__Problem statement__
Restate the listing below word for word, omitting any images.

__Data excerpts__
▼▼▼
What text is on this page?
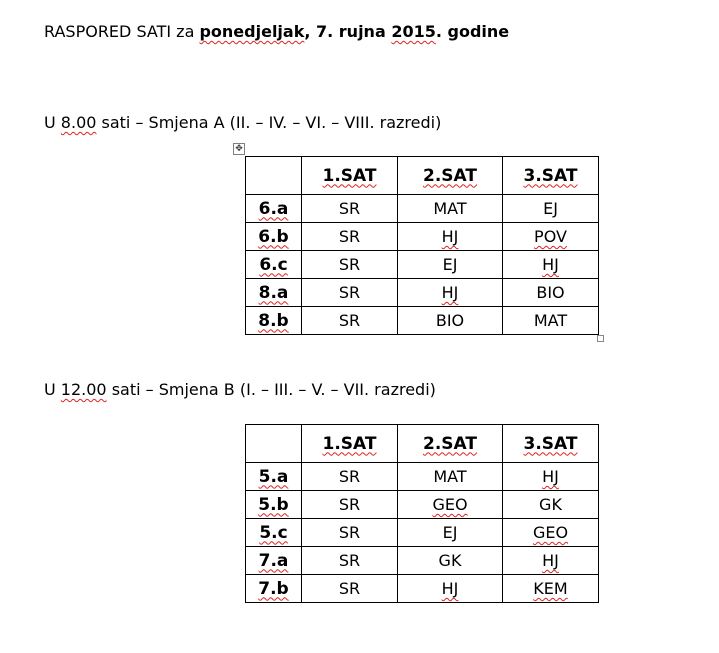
RASPORED SATI za ponedjeljak, 7. rujna 2015. godine
U 8.00 sati – Smjena A (II. – IV. – VI. – VIII. razredi)
✥
	1.SAT	2.SAT	3.SAT
6.a	SR	MAT	EJ
6.b	SR	HJ	POV
6.c	SR	EJ	HJ
8.a	SR	HJ	BIO
8.b	SR	BIO	MAT
U 12.00 sati – Smjena B (I. – III. – V. – VII. razredi)
	1.SAT	2.SAT	3.SAT
5.a	SR	MAT	HJ
5.b	SR	GEO	GK
5.c	SR	EJ	GEO
7.a	SR	GK	HJ
7.b	SR	HJ	KEM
▲▲▲
__Correct answer__
What text is on this page?
RASPORED SATI za ponedjeljak, 7. rujna 2015. godine
U 8.00 sati – Smjena A (II. – IV. – VI. – VIII. razredi)
✥
	1.SAT	2.SAT	3.SAT
6.a	SR	MAT	EJ
6.b	SR	HJ	POV
6.c	SR	EJ	HJ
8.a	SR	HJ	BIO
8.b	SR	BIO	MAT
U 12.00 sati – Smjena B (I. – III. – V. – VII. razredi)
	1.SAT	2.SAT	3.SAT
5.a	SR	MAT	HJ
5.b	SR	GEO	GK
5.c	SR	EJ	GEO
7.a	SR	GK	HJ
7.b	SR	HJ	KEM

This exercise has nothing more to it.